> **What this task involves**:
Update the records below by replacing each "data-label" with "value-label" and leaving everything else unchanged. Leave the pictures out of your answer.

> **Input rows**:
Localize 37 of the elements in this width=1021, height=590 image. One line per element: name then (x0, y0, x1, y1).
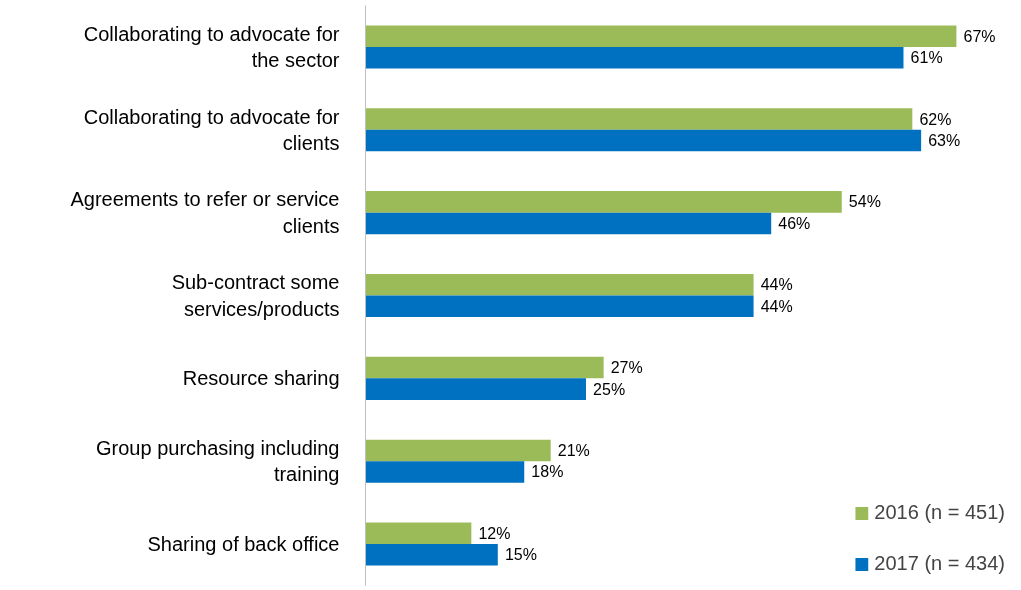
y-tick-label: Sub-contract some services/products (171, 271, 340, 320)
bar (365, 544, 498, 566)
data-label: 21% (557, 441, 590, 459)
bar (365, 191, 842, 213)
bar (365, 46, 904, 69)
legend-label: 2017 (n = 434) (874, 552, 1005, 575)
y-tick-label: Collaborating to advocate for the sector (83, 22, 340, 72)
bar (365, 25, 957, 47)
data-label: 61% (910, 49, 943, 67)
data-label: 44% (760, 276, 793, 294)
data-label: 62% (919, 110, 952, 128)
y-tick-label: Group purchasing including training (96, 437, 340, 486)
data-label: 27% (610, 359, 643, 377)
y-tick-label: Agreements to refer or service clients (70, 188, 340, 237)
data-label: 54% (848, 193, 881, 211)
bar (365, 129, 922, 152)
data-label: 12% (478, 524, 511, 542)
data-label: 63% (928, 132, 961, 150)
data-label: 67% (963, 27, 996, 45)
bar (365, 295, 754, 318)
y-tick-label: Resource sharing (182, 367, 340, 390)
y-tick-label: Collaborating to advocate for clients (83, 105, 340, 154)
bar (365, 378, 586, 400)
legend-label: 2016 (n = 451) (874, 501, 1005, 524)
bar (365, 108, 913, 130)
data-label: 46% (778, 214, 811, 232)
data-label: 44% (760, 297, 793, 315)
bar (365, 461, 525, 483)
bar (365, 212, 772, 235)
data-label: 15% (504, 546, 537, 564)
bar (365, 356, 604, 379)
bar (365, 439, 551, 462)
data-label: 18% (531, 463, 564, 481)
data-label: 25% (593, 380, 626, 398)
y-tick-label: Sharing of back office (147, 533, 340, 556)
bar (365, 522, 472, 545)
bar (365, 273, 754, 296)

> **Answer to this task**:
Localize 37 of the elements in this width=1021, height=590 image. One line per element: name then (x0, y0, x1, y1).
y-tick-label: Sub-contract some services/products (171, 271, 340, 320)
bar (365, 544, 498, 566)
value-label: 21% (557, 441, 590, 459)
bar (365, 191, 842, 213)
bar (365, 46, 904, 69)
legend-label: 2017 (n = 434) (874, 552, 1005, 575)
y-tick-label: Collaborating to advocate for the sector (83, 22, 340, 72)
bar (365, 25, 957, 47)
value-label: 61% (910, 49, 943, 67)
value-label: 44% (760, 276, 793, 294)
value-label: 62% (919, 110, 952, 128)
y-tick-label: Group purchasing including training (96, 437, 340, 486)
value-label: 27% (610, 359, 643, 377)
y-tick-label: Agreements to refer or service clients (70, 188, 340, 237)
value-label: 54% (848, 193, 881, 211)
bar (365, 129, 922, 152)
value-label: 12% (478, 524, 511, 542)
value-label: 63% (928, 132, 961, 150)
value-label: 67% (963, 27, 996, 45)
bar (365, 295, 754, 318)
y-tick-label: Resource sharing (182, 367, 340, 390)
y-tick-label: Collaborating to advocate for clients (83, 105, 340, 154)
bar (365, 378, 586, 400)
legend-label: 2016 (n = 451) (874, 501, 1005, 524)
bar (365, 108, 913, 130)
value-label: 46% (778, 214, 811, 232)
value-label: 44% (760, 297, 793, 315)
bar (365, 461, 525, 483)
bar (365, 212, 772, 235)
value-label: 15% (504, 546, 537, 564)
bar (365, 356, 604, 379)
bar (365, 439, 551, 462)
value-label: 18% (531, 463, 564, 481)
value-label: 25% (593, 380, 626, 398)
y-tick-label: Sharing of back office (147, 533, 340, 556)
bar (365, 522, 472, 545)
bar (365, 273, 754, 296)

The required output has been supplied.